What you need to do ▸ Transcribe every record that appears below, exactly and in full.

#### Dataset records ####

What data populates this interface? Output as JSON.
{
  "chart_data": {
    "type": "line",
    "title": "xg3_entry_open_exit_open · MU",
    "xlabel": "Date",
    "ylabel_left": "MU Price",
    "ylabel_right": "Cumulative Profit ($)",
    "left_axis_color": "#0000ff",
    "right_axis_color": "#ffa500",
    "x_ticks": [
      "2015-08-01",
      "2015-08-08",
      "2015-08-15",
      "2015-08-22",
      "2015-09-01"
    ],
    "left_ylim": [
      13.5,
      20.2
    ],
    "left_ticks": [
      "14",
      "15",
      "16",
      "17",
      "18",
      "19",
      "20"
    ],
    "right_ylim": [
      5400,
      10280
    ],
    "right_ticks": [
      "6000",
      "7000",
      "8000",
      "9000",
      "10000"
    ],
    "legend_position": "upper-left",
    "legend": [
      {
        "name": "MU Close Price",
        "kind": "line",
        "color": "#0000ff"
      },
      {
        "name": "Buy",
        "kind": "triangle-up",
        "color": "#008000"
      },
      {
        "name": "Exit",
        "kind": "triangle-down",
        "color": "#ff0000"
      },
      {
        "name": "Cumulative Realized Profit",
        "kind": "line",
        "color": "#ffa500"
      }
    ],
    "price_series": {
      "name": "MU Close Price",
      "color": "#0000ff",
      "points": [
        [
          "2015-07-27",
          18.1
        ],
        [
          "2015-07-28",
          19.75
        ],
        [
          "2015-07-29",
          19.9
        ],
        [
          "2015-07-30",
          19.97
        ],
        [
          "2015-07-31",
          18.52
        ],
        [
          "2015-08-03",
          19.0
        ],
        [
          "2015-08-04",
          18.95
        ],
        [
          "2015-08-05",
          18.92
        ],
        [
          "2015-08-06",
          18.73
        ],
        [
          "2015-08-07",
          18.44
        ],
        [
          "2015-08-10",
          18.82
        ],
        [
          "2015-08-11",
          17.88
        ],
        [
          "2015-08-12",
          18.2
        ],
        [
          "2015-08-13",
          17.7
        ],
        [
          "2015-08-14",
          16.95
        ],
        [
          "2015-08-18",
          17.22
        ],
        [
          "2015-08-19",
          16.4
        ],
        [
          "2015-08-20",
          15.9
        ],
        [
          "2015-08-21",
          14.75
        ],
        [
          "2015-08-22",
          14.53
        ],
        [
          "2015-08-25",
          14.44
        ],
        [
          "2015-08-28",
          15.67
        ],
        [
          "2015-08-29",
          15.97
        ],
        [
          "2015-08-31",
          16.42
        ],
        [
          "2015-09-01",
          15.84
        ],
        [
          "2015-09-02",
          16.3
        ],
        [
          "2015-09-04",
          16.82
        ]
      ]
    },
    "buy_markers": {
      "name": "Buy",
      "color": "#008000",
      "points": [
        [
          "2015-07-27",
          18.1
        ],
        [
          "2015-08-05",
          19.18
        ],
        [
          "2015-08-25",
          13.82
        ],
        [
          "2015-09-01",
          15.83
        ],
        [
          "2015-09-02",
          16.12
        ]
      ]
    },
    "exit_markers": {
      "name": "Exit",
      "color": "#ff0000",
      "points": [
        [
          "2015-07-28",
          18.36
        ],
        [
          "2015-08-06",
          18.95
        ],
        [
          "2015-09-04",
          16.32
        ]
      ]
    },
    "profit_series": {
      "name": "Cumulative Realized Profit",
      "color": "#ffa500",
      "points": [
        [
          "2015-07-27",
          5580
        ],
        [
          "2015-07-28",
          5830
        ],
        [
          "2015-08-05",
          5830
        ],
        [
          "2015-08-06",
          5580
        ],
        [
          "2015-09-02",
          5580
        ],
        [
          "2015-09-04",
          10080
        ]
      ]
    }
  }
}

####

Response below ▸
What data populates this interface? Output as JSON.
{
  "chart_data": {
    "type": "line",
    "title": "xg3_entry_open_exit_open · MU",
    "xlabel": "Date",
    "ylabel_left": "MU Price",
    "ylabel_right": "Cumulative Profit ($)",
    "left_axis_color": "#0000ff",
    "right_axis_color": "#ffa500",
    "x_ticks": [
      "2015-08-01",
      "2015-08-08",
      "2015-08-15",
      "2015-08-22",
      "2015-09-01"
    ],
    "left_ylim": [
      13.5,
      20.2
    ],
    "left_ticks": [
      "14",
      "15",
      "16",
      "17",
      "18",
      "19",
      "20"
    ],
    "right_ylim": [
      5400,
      10280
    ],
    "right_ticks": [
      "6000",
      "7000",
      "8000",
      "9000",
      "10000"
    ],
    "legend_position": "upper-left",
    "legend": [
      {
        "name": "MU Close Price",
        "kind": "line",
        "color": "#0000ff"
      },
      {
        "name": "Buy",
        "kind": "triangle-up",
        "color": "#008000"
      },
      {
        "name": "Exit",
        "kind": "triangle-down",
        "color": "#ff0000"
      },
      {
        "name": "Cumulative Realized Profit",
        "kind": "line",
        "color": "#ffa500"
      }
    ],
    "price_series": {
      "name": "MU Close Price",
      "color": "#0000ff",
      "points": [
        [
          "2015-07-27",
          18.1
        ],
        [
          "2015-07-28",
          19.75
        ],
        [
          "2015-07-29",
          19.9
        ],
        [
          "2015-07-30",
          19.97
        ],
        [
          "2015-07-31",
          18.52
        ],
        [
          "2015-08-03",
          19.0
        ],
        [
          "2015-08-04",
          18.95
        ],
        [
          "2015-08-05",
          18.92
        ],
        [
          "2015-08-06",
          18.73
        ],
        [
          "2015-08-07",
          18.44
        ],
        [
          "2015-08-10",
          18.82
        ],
        [
          "2015-08-11",
          17.88
        ],
        [
          "2015-08-12",
          18.2
        ],
        [
          "2015-08-13",
          17.7
        ],
        [
          "2015-08-14",
          16.95
        ],
        [
          "2015-08-18",
          17.22
        ],
        [
          "2015-08-19",
          16.4
        ],
        [
          "2015-08-20",
          15.9
        ],
        [
          "2015-08-21",
          14.75
        ],
        [
          "2015-08-22",
          14.53
        ],
        [
          "2015-08-25",
          14.44
        ],
        [
          "2015-08-28",
          15.67
        ],
        [
          "2015-08-29",
          15.97
        ],
        [
          "2015-08-31",
          16.42
        ],
        [
          "2015-09-01",
          15.84
        ],
        [
          "2015-09-02",
          16.3
        ],
        [
          "2015-09-04",
          16.82
        ]
      ]
    },
    "buy_markers": {
      "name": "Buy",
      "color": "#008000",
      "points": [
        [
          "2015-07-27",
          18.1
        ],
        [
          "2015-08-05",
          19.18
        ],
        [
          "2015-08-25",
          13.82
        ],
        [
          "2015-09-01",
          15.83
        ],
        [
          "2015-09-02",
          16.12
        ]
      ]
    },
    "exit_markers": {
      "name": "Exit",
      "color": "#ff0000",
      "points": [
        [
          "2015-07-28",
          18.36
        ],
        [
          "2015-08-06",
          18.95
        ],
        [
          "2015-09-04",
          16.32
        ]
      ]
    },
    "profit_series": {
      "name": "Cumulative Realized Profit",
      "color": "#ffa500",
      "points": [
        [
          "2015-07-27",
          5580
        ],
        [
          "2015-07-28",
          5830
        ],
        [
          "2015-08-05",
          5830
        ],
        [
          "2015-08-06",
          5580
        ],
        [
          "2015-09-02",
          5580
        ],
        [
          "2015-09-04",
          10080
        ]
      ]
    }
  }
}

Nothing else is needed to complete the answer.